▶ _Aim of the exercise_: Each line that holds the string "JSON" counts once; say how many such lines there are and add nothing.

━━ Given data ━━

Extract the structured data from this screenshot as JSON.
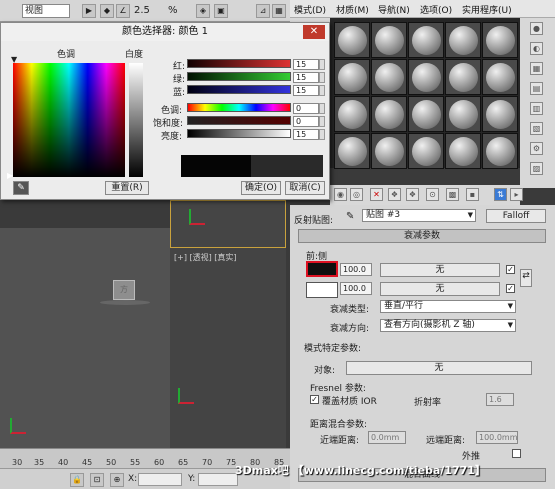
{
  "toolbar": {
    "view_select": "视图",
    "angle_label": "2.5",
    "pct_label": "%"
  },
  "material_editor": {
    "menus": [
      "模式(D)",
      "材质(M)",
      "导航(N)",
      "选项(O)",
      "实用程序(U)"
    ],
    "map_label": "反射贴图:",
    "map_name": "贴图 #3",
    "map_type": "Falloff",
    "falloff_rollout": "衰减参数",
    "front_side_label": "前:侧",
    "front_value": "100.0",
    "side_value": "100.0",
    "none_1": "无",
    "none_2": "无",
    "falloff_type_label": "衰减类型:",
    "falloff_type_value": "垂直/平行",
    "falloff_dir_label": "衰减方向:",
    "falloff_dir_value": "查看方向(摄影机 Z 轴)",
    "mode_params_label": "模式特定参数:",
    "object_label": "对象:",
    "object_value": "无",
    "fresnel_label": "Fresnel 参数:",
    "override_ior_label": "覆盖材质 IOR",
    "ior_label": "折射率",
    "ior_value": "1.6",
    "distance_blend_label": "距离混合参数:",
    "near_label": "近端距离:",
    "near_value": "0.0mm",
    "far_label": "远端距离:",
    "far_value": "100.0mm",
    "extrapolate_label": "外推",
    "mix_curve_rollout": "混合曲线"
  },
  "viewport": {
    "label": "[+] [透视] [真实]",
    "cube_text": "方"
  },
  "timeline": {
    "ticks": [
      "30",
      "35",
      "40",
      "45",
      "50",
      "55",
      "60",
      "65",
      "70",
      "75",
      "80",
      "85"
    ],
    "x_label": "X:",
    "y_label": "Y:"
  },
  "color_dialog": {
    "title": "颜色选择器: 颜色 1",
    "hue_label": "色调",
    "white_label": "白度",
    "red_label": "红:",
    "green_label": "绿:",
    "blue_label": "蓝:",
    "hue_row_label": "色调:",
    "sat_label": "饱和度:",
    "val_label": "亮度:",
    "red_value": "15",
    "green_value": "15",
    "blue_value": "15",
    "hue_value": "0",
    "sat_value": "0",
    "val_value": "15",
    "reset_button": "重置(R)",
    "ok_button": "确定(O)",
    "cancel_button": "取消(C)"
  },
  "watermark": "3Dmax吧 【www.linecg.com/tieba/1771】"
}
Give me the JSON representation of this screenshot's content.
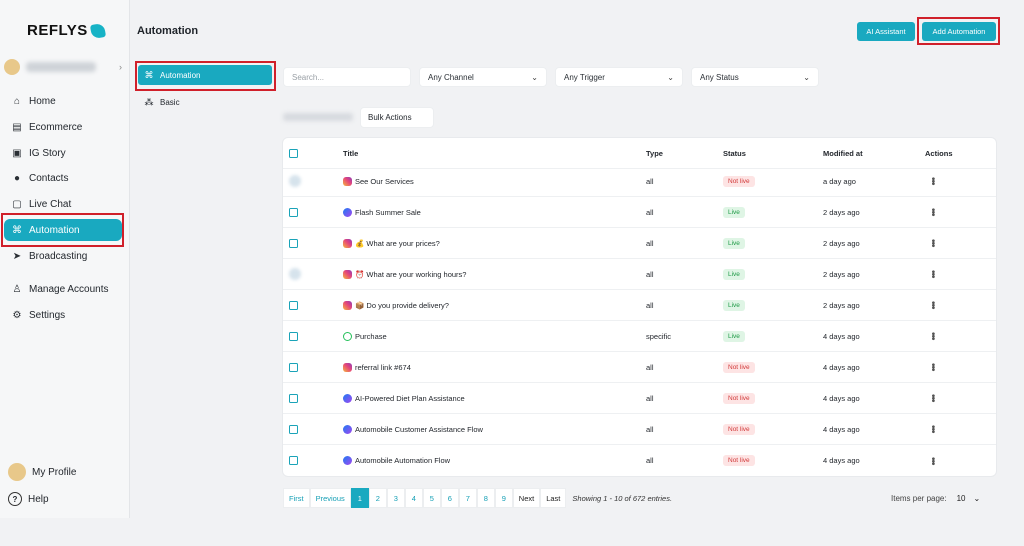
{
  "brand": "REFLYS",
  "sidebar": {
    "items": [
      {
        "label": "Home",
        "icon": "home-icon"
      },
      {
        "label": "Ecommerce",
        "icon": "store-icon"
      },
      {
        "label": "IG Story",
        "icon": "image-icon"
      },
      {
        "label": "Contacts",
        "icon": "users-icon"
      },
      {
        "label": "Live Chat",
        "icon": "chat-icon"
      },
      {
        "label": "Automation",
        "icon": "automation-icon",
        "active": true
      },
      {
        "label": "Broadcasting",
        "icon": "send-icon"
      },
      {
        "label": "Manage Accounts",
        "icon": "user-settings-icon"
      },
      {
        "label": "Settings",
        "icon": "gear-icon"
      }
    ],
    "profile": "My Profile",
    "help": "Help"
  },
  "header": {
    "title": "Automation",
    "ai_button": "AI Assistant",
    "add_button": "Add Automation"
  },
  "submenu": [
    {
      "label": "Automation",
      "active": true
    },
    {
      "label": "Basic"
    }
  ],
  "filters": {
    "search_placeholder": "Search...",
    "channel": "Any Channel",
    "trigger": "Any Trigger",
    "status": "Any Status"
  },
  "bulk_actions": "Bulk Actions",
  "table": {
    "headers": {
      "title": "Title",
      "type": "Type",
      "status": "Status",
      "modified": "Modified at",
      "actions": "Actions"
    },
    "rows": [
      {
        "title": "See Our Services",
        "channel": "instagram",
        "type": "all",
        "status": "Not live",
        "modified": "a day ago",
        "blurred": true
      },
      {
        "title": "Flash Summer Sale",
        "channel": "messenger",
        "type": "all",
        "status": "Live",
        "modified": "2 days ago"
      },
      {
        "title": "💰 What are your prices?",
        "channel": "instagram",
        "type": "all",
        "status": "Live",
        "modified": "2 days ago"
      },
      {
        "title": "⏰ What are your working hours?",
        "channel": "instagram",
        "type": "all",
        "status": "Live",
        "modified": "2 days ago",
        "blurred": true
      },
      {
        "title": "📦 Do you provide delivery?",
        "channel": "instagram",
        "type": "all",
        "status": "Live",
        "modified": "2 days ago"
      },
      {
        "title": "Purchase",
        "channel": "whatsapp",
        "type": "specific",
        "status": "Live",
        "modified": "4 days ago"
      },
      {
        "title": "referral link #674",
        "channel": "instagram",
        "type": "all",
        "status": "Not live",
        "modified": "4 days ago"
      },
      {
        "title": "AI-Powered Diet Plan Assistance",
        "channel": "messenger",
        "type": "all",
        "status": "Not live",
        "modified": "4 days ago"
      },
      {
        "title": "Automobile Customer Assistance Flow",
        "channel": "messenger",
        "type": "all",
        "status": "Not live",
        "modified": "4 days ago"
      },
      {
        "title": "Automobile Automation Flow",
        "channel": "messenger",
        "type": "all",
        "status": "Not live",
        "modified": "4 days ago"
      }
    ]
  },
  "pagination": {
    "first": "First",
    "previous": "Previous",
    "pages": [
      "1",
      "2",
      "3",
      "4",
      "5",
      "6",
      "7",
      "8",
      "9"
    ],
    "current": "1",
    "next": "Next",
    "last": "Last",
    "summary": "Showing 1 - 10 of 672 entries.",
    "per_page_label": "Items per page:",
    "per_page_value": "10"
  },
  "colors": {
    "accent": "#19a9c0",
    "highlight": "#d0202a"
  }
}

━━━

▶ _The response_: 2